Your goal: Return all lines where the word "STAR" can be found.

Data supplied:
* * * * * * * * *
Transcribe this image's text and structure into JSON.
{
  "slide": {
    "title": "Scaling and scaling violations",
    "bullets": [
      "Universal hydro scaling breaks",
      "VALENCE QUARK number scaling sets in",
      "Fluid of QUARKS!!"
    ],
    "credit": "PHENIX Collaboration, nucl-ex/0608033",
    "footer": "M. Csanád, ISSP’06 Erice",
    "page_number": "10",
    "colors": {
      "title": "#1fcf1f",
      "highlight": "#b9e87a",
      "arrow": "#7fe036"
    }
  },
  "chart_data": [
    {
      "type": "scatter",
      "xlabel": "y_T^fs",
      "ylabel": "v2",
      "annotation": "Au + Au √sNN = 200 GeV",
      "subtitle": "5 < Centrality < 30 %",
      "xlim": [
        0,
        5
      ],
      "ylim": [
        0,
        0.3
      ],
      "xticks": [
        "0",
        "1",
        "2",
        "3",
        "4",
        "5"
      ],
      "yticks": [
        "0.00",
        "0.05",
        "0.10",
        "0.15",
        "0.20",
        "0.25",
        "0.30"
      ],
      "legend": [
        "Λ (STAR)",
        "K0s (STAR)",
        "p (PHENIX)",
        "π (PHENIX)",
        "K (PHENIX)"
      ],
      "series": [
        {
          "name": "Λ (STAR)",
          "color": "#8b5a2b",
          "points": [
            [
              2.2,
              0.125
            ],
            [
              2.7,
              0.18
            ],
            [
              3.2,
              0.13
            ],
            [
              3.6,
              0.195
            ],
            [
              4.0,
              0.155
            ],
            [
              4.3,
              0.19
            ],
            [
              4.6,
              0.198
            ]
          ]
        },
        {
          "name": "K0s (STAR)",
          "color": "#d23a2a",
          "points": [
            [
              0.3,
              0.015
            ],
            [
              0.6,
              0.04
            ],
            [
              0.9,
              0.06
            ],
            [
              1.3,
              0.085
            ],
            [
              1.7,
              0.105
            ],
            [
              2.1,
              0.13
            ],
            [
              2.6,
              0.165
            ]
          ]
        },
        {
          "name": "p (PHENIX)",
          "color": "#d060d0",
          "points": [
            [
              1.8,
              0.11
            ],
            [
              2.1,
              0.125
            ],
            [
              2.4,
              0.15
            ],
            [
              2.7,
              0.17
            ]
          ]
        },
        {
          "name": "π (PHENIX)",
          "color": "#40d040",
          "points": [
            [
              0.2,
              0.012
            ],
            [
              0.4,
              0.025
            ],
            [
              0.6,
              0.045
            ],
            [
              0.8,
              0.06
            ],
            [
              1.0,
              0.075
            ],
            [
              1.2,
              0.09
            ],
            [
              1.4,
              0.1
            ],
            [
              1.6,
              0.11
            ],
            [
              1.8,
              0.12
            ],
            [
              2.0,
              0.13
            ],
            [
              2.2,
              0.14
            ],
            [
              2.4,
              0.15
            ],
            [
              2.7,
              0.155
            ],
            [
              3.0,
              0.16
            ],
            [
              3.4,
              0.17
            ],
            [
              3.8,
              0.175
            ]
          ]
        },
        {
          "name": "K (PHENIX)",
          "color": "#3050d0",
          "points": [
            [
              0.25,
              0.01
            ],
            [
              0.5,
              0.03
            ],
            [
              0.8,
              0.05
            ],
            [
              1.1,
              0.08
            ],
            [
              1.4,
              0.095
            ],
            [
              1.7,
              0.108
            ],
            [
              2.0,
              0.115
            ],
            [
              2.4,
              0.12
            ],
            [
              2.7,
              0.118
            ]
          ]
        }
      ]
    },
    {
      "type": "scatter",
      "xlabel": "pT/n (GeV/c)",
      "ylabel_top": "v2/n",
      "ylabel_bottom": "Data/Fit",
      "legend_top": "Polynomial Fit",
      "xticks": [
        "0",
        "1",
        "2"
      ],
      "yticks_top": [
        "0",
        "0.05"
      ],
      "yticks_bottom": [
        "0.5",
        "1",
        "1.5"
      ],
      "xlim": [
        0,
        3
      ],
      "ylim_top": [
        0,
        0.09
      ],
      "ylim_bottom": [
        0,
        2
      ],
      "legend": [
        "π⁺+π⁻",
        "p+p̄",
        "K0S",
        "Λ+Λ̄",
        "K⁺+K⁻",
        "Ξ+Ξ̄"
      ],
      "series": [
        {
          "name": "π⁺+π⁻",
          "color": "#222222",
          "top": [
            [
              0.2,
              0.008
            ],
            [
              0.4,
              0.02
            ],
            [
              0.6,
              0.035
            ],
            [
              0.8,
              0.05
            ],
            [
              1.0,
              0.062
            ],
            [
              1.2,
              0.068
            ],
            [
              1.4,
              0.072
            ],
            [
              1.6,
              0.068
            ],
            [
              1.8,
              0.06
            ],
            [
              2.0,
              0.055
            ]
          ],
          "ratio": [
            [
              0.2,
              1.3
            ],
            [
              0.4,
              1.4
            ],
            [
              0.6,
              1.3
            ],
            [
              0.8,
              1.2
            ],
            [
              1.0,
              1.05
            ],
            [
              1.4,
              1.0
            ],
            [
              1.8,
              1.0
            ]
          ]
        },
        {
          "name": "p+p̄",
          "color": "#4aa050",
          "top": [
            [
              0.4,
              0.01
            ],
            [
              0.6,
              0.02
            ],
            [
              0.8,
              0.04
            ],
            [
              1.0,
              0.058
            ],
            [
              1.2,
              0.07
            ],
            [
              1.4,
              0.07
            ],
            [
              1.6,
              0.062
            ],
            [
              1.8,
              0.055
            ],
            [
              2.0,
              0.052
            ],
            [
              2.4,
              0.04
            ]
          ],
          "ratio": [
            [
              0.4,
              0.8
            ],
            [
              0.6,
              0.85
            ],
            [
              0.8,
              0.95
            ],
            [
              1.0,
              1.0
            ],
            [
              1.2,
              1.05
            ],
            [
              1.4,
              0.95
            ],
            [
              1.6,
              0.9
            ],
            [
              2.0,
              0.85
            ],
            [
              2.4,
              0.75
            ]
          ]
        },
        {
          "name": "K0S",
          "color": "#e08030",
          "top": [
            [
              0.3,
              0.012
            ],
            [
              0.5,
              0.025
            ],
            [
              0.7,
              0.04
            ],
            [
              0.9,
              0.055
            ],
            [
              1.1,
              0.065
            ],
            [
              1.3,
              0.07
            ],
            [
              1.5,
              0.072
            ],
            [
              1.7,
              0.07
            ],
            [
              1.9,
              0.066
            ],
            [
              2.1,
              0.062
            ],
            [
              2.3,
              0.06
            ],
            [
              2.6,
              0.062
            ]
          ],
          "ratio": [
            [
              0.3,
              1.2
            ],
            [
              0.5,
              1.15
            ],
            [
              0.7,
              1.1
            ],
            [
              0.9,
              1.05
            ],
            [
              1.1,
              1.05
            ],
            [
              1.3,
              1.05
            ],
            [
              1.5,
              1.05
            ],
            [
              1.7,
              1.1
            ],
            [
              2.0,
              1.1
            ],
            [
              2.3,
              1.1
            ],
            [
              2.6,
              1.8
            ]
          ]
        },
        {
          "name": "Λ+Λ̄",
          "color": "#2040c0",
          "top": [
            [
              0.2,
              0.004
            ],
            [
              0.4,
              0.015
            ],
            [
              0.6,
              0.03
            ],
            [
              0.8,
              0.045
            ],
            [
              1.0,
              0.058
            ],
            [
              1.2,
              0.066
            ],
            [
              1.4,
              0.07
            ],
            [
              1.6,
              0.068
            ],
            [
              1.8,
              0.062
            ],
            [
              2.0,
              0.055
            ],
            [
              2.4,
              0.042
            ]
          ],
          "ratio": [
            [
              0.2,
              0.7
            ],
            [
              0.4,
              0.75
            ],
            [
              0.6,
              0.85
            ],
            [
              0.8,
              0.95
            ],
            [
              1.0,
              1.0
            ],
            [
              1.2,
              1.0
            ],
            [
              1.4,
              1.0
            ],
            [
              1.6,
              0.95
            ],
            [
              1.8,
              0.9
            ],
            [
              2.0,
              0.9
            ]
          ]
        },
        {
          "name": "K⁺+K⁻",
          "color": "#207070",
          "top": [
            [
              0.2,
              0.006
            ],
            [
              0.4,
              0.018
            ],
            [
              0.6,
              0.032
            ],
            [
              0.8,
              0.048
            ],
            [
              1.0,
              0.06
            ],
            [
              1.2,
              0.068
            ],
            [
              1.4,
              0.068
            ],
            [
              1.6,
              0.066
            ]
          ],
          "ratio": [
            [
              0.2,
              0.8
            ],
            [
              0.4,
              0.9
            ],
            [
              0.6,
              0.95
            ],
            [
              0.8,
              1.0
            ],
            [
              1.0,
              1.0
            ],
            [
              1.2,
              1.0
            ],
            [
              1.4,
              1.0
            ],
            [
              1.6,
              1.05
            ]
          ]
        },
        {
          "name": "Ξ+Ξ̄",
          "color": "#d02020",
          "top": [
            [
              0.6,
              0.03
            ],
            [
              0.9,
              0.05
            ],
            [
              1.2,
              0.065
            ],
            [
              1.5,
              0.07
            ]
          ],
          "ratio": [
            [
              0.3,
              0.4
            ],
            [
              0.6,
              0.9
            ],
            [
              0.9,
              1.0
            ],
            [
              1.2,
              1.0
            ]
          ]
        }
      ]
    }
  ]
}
* * * * * * * * *
Exercise response:
        "Λ (STAR)",
        "K0s (STAR)",
          "name": "Λ (STAR)",
          "name": "K0s (STAR)",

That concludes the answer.